# EXTRACTED RECORDS start
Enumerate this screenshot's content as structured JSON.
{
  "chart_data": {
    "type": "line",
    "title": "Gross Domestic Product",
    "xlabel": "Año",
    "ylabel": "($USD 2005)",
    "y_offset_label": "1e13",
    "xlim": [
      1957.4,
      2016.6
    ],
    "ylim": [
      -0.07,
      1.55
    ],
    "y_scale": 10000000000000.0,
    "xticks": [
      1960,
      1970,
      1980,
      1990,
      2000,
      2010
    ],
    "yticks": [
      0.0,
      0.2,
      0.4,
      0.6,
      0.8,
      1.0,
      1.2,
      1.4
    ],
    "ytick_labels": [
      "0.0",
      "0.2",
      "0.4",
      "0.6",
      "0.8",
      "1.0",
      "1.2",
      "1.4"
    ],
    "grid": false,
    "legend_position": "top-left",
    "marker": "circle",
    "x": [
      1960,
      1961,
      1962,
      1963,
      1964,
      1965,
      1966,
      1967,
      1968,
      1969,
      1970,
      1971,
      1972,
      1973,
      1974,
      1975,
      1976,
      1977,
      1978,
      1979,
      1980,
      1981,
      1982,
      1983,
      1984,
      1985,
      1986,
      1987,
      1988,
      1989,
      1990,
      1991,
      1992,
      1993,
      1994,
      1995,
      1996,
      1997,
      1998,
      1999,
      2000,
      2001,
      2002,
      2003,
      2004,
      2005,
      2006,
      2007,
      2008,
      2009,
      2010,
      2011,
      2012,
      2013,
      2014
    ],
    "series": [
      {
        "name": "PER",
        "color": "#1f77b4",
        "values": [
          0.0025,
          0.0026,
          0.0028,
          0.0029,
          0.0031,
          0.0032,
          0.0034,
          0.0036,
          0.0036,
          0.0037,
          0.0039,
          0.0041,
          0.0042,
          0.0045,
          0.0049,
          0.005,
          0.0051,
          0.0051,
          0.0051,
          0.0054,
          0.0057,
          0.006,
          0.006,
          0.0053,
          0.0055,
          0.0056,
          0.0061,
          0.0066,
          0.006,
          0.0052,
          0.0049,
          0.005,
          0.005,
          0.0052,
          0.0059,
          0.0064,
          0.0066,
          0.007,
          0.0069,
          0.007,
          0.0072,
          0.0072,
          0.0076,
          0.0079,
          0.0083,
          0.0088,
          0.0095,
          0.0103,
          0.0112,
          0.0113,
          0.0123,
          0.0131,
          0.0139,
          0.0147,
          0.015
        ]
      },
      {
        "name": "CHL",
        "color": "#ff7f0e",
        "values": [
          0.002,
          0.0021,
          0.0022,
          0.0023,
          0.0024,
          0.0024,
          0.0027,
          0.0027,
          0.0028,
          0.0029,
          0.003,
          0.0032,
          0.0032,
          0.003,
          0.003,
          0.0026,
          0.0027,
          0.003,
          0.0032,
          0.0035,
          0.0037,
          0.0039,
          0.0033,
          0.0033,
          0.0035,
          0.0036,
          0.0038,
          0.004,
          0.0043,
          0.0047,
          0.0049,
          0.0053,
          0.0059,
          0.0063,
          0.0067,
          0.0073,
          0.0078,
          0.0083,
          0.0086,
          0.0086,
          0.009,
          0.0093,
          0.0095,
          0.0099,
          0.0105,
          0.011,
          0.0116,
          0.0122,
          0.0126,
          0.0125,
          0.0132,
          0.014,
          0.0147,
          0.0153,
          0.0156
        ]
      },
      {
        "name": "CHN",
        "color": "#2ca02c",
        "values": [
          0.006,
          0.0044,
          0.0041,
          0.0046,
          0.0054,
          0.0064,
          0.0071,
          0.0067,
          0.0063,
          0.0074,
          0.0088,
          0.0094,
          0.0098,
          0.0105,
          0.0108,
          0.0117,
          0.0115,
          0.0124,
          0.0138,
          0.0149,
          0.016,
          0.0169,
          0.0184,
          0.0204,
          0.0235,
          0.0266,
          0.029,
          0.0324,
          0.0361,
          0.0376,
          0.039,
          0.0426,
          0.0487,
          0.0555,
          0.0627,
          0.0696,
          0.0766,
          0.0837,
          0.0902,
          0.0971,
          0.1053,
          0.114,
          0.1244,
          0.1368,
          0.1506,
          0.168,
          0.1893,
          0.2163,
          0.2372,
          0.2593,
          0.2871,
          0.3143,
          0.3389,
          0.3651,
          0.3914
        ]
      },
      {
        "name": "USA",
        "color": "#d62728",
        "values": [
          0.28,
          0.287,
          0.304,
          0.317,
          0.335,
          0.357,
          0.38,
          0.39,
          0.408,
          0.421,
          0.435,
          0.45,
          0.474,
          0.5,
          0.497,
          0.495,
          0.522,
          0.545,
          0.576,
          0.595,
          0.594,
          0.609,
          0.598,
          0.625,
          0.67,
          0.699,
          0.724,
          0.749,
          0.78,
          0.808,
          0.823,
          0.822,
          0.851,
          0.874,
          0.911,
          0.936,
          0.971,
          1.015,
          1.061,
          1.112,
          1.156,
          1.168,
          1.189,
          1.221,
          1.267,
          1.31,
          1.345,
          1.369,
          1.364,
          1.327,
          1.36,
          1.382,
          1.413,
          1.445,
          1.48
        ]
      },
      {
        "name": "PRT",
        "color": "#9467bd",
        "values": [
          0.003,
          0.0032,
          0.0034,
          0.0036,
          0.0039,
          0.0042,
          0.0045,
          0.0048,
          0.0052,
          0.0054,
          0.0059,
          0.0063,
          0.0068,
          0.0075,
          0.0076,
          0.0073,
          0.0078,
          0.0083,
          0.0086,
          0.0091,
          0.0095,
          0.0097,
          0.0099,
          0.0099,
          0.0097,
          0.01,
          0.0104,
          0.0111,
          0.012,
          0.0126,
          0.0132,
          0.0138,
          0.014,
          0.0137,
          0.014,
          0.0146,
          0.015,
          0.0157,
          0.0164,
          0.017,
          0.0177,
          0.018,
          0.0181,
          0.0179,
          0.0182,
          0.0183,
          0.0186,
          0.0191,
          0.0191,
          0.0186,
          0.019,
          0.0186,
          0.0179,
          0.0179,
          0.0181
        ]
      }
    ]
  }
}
# EXTRACTED RECORDS end
— WHAT TO DO —
Scan the material above. Extract every line in which the word "color" occurs.

— ANSWER TO THE TASK —
        "color": "#1f77b4",
        "color": "#ff7f0e",
        "color": "#2ca02c",
        "color": "#d62728",
        "color": "#9467bd",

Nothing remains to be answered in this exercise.